WHAT YOU HAVE TO DO: Set down all of the data that follows word for word, without the images.

┄┄┄┄┄┄

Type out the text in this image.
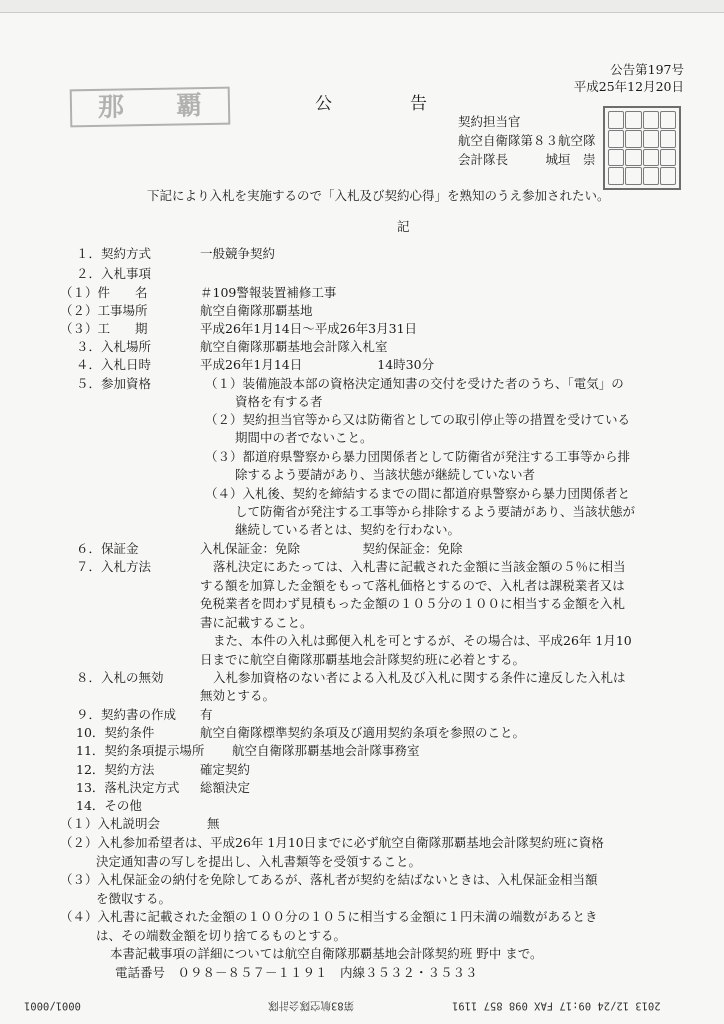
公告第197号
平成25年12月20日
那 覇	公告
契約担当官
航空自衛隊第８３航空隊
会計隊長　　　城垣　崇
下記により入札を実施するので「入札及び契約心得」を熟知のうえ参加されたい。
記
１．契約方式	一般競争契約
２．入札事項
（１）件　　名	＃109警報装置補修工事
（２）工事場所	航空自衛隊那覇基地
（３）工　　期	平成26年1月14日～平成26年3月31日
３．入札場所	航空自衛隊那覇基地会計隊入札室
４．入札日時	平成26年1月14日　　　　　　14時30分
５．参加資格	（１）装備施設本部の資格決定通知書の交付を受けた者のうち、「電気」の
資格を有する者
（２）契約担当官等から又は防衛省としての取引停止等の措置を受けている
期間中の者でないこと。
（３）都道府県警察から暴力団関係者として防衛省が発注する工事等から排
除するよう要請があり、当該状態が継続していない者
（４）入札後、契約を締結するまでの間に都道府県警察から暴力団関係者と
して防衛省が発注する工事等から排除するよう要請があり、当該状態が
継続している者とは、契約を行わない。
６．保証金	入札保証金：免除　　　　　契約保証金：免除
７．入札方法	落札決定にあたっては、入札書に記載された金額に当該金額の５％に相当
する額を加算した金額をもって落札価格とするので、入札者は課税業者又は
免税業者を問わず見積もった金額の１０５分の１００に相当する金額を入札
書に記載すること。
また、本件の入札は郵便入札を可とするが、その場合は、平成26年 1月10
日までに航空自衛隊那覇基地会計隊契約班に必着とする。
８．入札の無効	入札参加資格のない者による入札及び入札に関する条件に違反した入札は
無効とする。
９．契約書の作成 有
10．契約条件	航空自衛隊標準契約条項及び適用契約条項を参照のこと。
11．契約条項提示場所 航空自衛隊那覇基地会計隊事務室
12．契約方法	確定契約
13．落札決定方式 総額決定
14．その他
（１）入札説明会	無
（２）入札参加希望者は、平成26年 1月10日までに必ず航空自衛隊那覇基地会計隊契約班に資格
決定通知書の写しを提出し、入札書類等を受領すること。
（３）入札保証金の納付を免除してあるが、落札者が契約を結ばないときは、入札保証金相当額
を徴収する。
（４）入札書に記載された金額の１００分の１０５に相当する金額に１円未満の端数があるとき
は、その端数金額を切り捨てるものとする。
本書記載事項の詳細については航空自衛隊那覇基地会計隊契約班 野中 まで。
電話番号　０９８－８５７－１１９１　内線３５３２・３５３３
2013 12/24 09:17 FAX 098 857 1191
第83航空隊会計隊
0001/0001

┄┄┄┄┄┄

ANSWER TO THIS EXERCISE:
Type out the text in this image.
公告第197号
平成25年12月20日
那 覇	公告
契約担当官
航空自衛隊第８３航空隊
会計隊長　　　城垣　崇
下記により入札を実施するので「入札及び契約心得」を熟知のうえ参加されたい。
記
１．契約方式	一般競争契約
２．入札事項
（１）件　　名	＃109警報装置補修工事
（２）工事場所	航空自衛隊那覇基地
（３）工　　期	平成26年1月14日～平成26年3月31日
３．入札場所	航空自衛隊那覇基地会計隊入札室
４．入札日時	平成26年1月14日　　　　　　14時30分
５．参加資格	（１）装備施設本部の資格決定通知書の交付を受けた者のうち、「電気」の
資格を有する者
（２）契約担当官等から又は防衛省としての取引停止等の措置を受けている
期間中の者でないこと。
（３）都道府県警察から暴力団関係者として防衛省が発注する工事等から排
除するよう要請があり、当該状態が継続していない者
（４）入札後、契約を締結するまでの間に都道府県警察から暴力団関係者と
して防衛省が発注する工事等から排除するよう要請があり、当該状態が
継続している者とは、契約を行わない。
６．保証金	入札保証金：免除　　　　　契約保証金：免除
７．入札方法	落札決定にあたっては、入札書に記載された金額に当該金額の５％に相当
する額を加算した金額をもって落札価格とするので、入札者は課税業者又は
免税業者を問わず見積もった金額の１０５分の１００に相当する金額を入札
書に記載すること。
また、本件の入札は郵便入札を可とするが、その場合は、平成26年 1月10
日までに航空自衛隊那覇基地会計隊契約班に必着とする。
８．入札の無効	入札参加資格のない者による入札及び入札に関する条件に違反した入札は
無効とする。
９．契約書の作成 有
10．契約条件	航空自衛隊標準契約条項及び適用契約条項を参照のこと。
11．契約条項提示場所 航空自衛隊那覇基地会計隊事務室
12．契約方法	確定契約
13．落札決定方式 総額決定
14．その他
（１）入札説明会	無
（２）入札参加希望者は、平成26年 1月10日までに必ず航空自衛隊那覇基地会計隊契約班に資格
決定通知書の写しを提出し、入札書類等を受領すること。
（３）入札保証金の納付を免除してあるが、落札者が契約を結ばないときは、入札保証金相当額
を徴収する。
（４）入札書に記載された金額の１００分の１０５に相当する金額に１円未満の端数があるとき
は、その端数金額を切り捨てるものとする。
本書記載事項の詳細については航空自衛隊那覇基地会計隊契約班 野中 まで。
電話番号　０９８－８５７－１１９１　内線３５３２・３５３３
2013 12/24 09:17 FAX 098 857 1191
第83航空隊会計隊
0001/0001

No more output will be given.